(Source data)
-- Start --

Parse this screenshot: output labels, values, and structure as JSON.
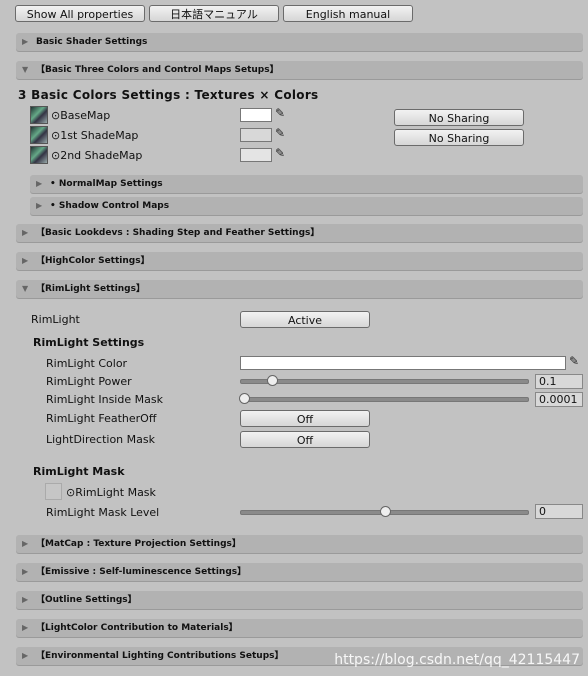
{
  "toolbar": {
    "show_all": "Show All properties",
    "jp_manual": "日本語マニュアル",
    "en_manual": "English manual"
  },
  "sections": {
    "basic_shader": "Basic Shader Settings",
    "basic_three": "【Basic Three Colors and Control Maps Setups】",
    "normalmap": "• NormalMap Settings",
    "shadow": "• Shadow Control Maps",
    "lookdevs": "【Basic Lookdevs : Shading Step and Feather Settings】",
    "highcolor": "【HighColor Settings】",
    "rimlight": "【RimLight Settings】",
    "matcap": "【MatCap : Texture Projection Settings】",
    "emissive": "【Emissive : Self-luminescence Settings】",
    "outline": "【Outline Settings】",
    "lightcolor": "【LightColor Contribution to Materials】",
    "environmental": "【Environmental Lighting Contributions Setups】"
  },
  "basic_colors": {
    "title": "3 Basic Colors Settings : Textures × Colors",
    "maps": [
      {
        "label": "⊙BaseMap",
        "color": "#ffffff"
      },
      {
        "label": "⊙1st ShadeMap",
        "color": "#d8d8d8"
      },
      {
        "label": "⊙2nd ShadeMap",
        "color": "#e4e4e4"
      }
    ],
    "sharing": [
      "No Sharing",
      "No Sharing"
    ]
  },
  "rimlight": {
    "label": "RimLight",
    "toggle": "Active",
    "settings_title": "RimLight Settings",
    "color_label": "RimLight Color",
    "color": "#ffffff",
    "power_label": "RimLight Power",
    "power": "0.1",
    "inside_label": "RimLight Inside Mask",
    "inside": "0.0001",
    "featheroff_label": "RimLight FeatherOff",
    "featheroff": "Off",
    "lightdir_label": "LightDirection Mask",
    "lightdir": "Off",
    "mask_title": "RimLight Mask",
    "mask_tex": "⊙RimLight Mask",
    "mask_level_label": "RimLight Mask Level",
    "mask_level": "0"
  },
  "watermark": "https://blog.csdn.net/qq_42115447"
}
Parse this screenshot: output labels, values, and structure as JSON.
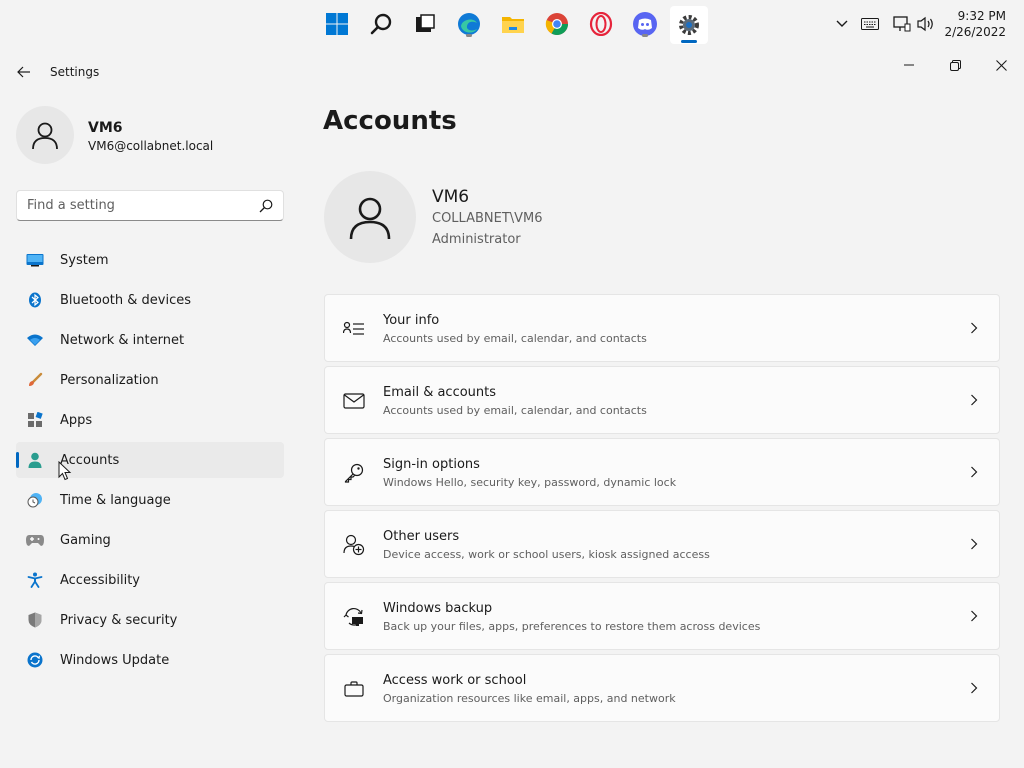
{
  "window": {
    "title": "Settings"
  },
  "taskbar": {
    "apps": [
      {
        "icon": "windows-start-icon",
        "active": false
      },
      {
        "icon": "search-icon",
        "active": false
      },
      {
        "icon": "task-view-icon",
        "active": false
      },
      {
        "icon": "edge-icon",
        "active": false
      },
      {
        "icon": "file-explorer-icon",
        "active": false
      },
      {
        "icon": "chrome-icon",
        "active": false
      },
      {
        "icon": "opera-icon",
        "active": false
      },
      {
        "icon": "discord-icon",
        "active": false
      },
      {
        "icon": "settings-gear-icon",
        "active": true
      }
    ],
    "time": "9:32 PM",
    "date": "2/26/2022"
  },
  "profile": {
    "name": "VM6",
    "email": "VM6@collabnet.local"
  },
  "search": {
    "placeholder": "Find a setting"
  },
  "sidebar": {
    "items": [
      {
        "label": "System",
        "icon": "system-display-icon",
        "selected": false
      },
      {
        "label": "Bluetooth & devices",
        "icon": "bluetooth-icon",
        "selected": false
      },
      {
        "label": "Network & internet",
        "icon": "wifi-icon",
        "selected": false
      },
      {
        "label": "Personalization",
        "icon": "brush-icon",
        "selected": false
      },
      {
        "label": "Apps",
        "icon": "apps-icon",
        "selected": false
      },
      {
        "label": "Accounts",
        "icon": "person-icon",
        "selected": true
      },
      {
        "label": "Time & language",
        "icon": "globe-clock-icon",
        "selected": false
      },
      {
        "label": "Gaming",
        "icon": "gamepad-icon",
        "selected": false
      },
      {
        "label": "Accessibility",
        "icon": "accessibility-icon",
        "selected": false
      },
      {
        "label": "Privacy & security",
        "icon": "shield-icon",
        "selected": false
      },
      {
        "label": "Windows Update",
        "icon": "update-icon",
        "selected": false
      }
    ]
  },
  "main": {
    "title": "Accounts",
    "account": {
      "name": "VM6",
      "domain": "COLLABNET\\VM6",
      "role": "Administrator"
    },
    "cards": [
      {
        "title": "Your info",
        "subtitle": "Accounts used by email, calendar, and contacts",
        "icon": "info-list-icon"
      },
      {
        "title": "Email & accounts",
        "subtitle": "Accounts used by email, calendar, and contacts",
        "icon": "mail-icon"
      },
      {
        "title": "Sign-in options",
        "subtitle": "Windows Hello, security key, password, dynamic lock",
        "icon": "key-icon"
      },
      {
        "title": "Other users",
        "subtitle": "Device access, work or school users, kiosk assigned access",
        "icon": "add-user-icon"
      },
      {
        "title": "Windows backup",
        "subtitle": "Back up your files, apps, preferences to restore them across devices",
        "icon": "backup-icon"
      },
      {
        "title": "Access work or school",
        "subtitle": "Organization resources like email, apps, and network",
        "icon": "briefcase-icon"
      }
    ]
  },
  "colors": {
    "accent": "#0067c0",
    "background": "#f3f3f3",
    "card": "#fbfbfb"
  }
}
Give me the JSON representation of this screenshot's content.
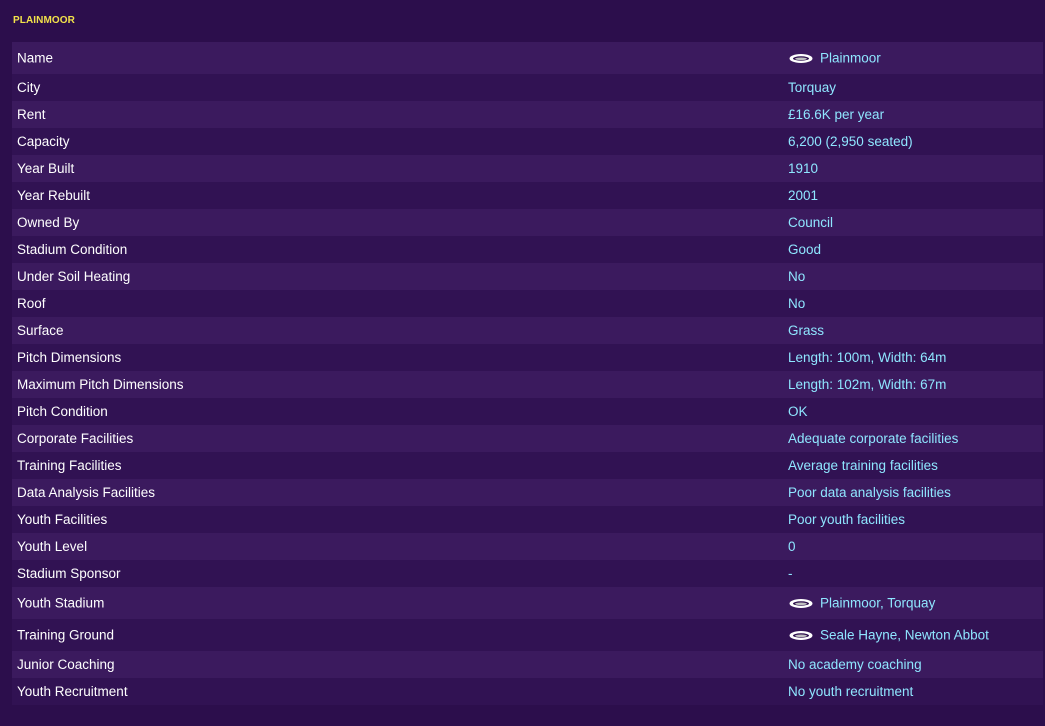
{
  "panel": {
    "title": "PLAINMOOR"
  },
  "rows": [
    {
      "label": "Name",
      "value": "Plainmoor",
      "icon": "stadium-icon"
    },
    {
      "label": "City",
      "value": "Torquay"
    },
    {
      "label": "Rent",
      "value": "£16.6K per year"
    },
    {
      "label": "Capacity",
      "value": "6,200 (2,950 seated)"
    },
    {
      "label": "Year Built",
      "value": "1910"
    },
    {
      "label": "Year Rebuilt",
      "value": "2001"
    },
    {
      "label": "Owned By",
      "value": "Council"
    },
    {
      "label": "Stadium Condition",
      "value": "Good"
    },
    {
      "label": "Under Soil Heating",
      "value": "No"
    },
    {
      "label": "Roof",
      "value": "No"
    },
    {
      "label": "Surface",
      "value": "Grass"
    },
    {
      "label": "Pitch Dimensions",
      "value": "Length: 100m, Width: 64m"
    },
    {
      "label": "Maximum Pitch Dimensions",
      "value": "Length: 102m, Width: 67m"
    },
    {
      "label": "Pitch Condition",
      "value": "OK"
    },
    {
      "label": "Corporate Facilities",
      "value": "Adequate corporate facilities"
    },
    {
      "label": "Training Facilities",
      "value": "Average training facilities"
    },
    {
      "label": "Data Analysis Facilities",
      "value": "Poor data analysis facilities"
    },
    {
      "label": "Youth Facilities",
      "value": "Poor youth facilities"
    },
    {
      "label": "Youth Level",
      "value": "0"
    },
    {
      "label": "Stadium Sponsor",
      "value": "-"
    },
    {
      "label": "Youth Stadium",
      "value": "Plainmoor, Torquay",
      "icon": "stadium-icon"
    },
    {
      "label": "Training Ground",
      "value": "Seale Hayne, Newton Abbot",
      "icon": "stadium-icon"
    },
    {
      "label": "Junior Coaching",
      "value": "No academy coaching"
    },
    {
      "label": "Youth Recruitment",
      "value": "No youth recruitment"
    }
  ],
  "colors": {
    "background": "#2c0e4c",
    "row_light": "#3b1a5e",
    "row_dark": "#311253",
    "title": "#f2e24a",
    "label": "#ffffff",
    "value": "#8fe6ff"
  }
}
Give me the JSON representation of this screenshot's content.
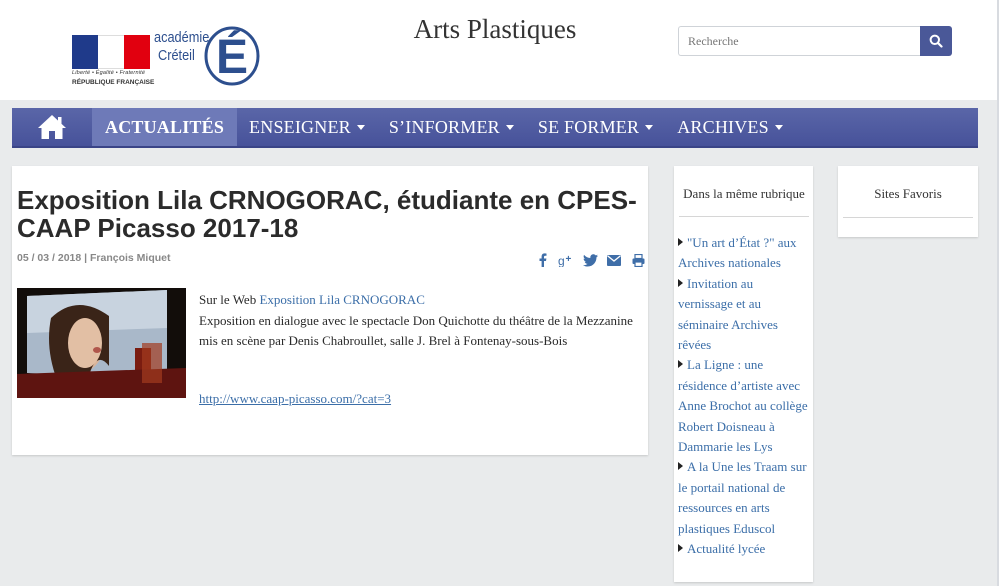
{
  "header": {
    "site_title": "Arts Plastiques",
    "logo": {
      "line1": "académie",
      "line2": "Créteil",
      "motto": "Liberté • Égalité • Fraternité",
      "republic": "RÉPUBLIQUE FRANÇAISE"
    },
    "search": {
      "placeholder": "Recherche",
      "icon": "search-icon"
    }
  },
  "nav": {
    "home_icon": "home-icon",
    "items": [
      {
        "label": "ACTUALITÉS",
        "active": true,
        "dropdown": false
      },
      {
        "label": "ENSEIGNER",
        "dropdown": true
      },
      {
        "label": "S’INFORMER",
        "dropdown": true
      },
      {
        "label": "SE FORMER",
        "dropdown": true
      },
      {
        "label": "ARCHIVES",
        "dropdown": true
      }
    ]
  },
  "article": {
    "title": "Exposition Lila CRNOGORAC, étudiante en CPES-CAAP Picasso 2017-18",
    "meta": "05 / 03 / 2018 | François Miquet",
    "share_icons": [
      "facebook-icon",
      "google-plus-icon",
      "twitter-icon",
      "email-icon",
      "print-icon"
    ],
    "body_prefix": "Sur le Web ",
    "body_link": "Exposition Lila CRNOGORAC",
    "body_text": "Exposition en dialogue avec le spectacle Don Quichotte du théâtre de la Mezzanine mis en scène par Denis Chabroullet, salle J. Brel à Fontenay-sous-Bois",
    "url": "http://www.caap-picasso.com/?cat=3"
  },
  "sidebar": {
    "rubrique_title": "Dans la même rubrique",
    "items": [
      "\"Un art d’État ?\" aux Archives nationales",
      "Invitation au vernissage et au séminaire Archives rêvées",
      "La Ligne : une résidence d’artiste avec Anne Brochot au collège Robert Doisneau à Dammarie les Lys",
      "A la Une les Traam sur le portail national de ressources en arts plastiques Eduscol",
      "Actualité lycée"
    ],
    "favoris_title": "Sites Favoris"
  },
  "colors": {
    "nav": "#4d5a9e",
    "nav_active": "#6e7ab8",
    "link": "#3b6ea8",
    "background": "#e9ebec"
  }
}
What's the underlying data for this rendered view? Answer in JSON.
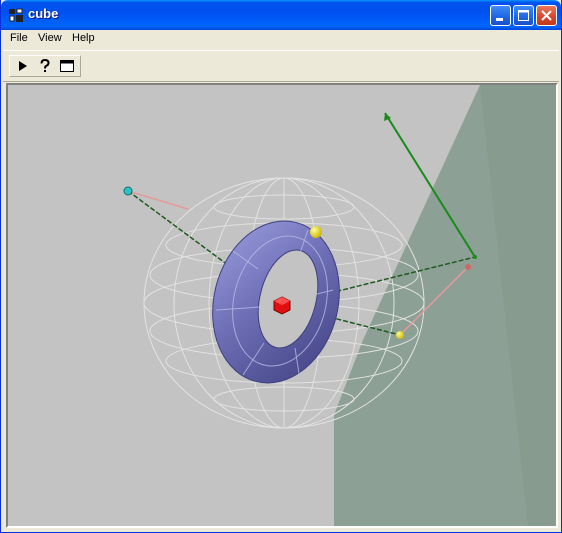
{
  "window": {
    "title": "cube",
    "icon": "tools-icon"
  },
  "titlebar_buttons": {
    "minimize": "minimize-icon",
    "maximize": "maximize-icon",
    "close": "close-icon"
  },
  "menu": {
    "items": [
      {
        "label": "File"
      },
      {
        "label": "View"
      },
      {
        "label": "Help"
      }
    ]
  },
  "toolbar": {
    "buttons": [
      {
        "icon": "play-icon"
      },
      {
        "icon": "help-question-icon"
      },
      {
        "icon": "window-icon"
      }
    ]
  },
  "scene": {
    "background_color": "#c3c3c3",
    "wall_color": "#8ca095",
    "torus_color": "#6e6fb6",
    "wireframe_color": "#e2e2e2",
    "axis_color": "#1c8a1c",
    "link_color": "#1f5a1f",
    "accent_line_color": "#e69a9a"
  }
}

-- End --

How many lines of these entries contain "Setups"? Answer with the number and nothing else.

> [Exercise response]:
2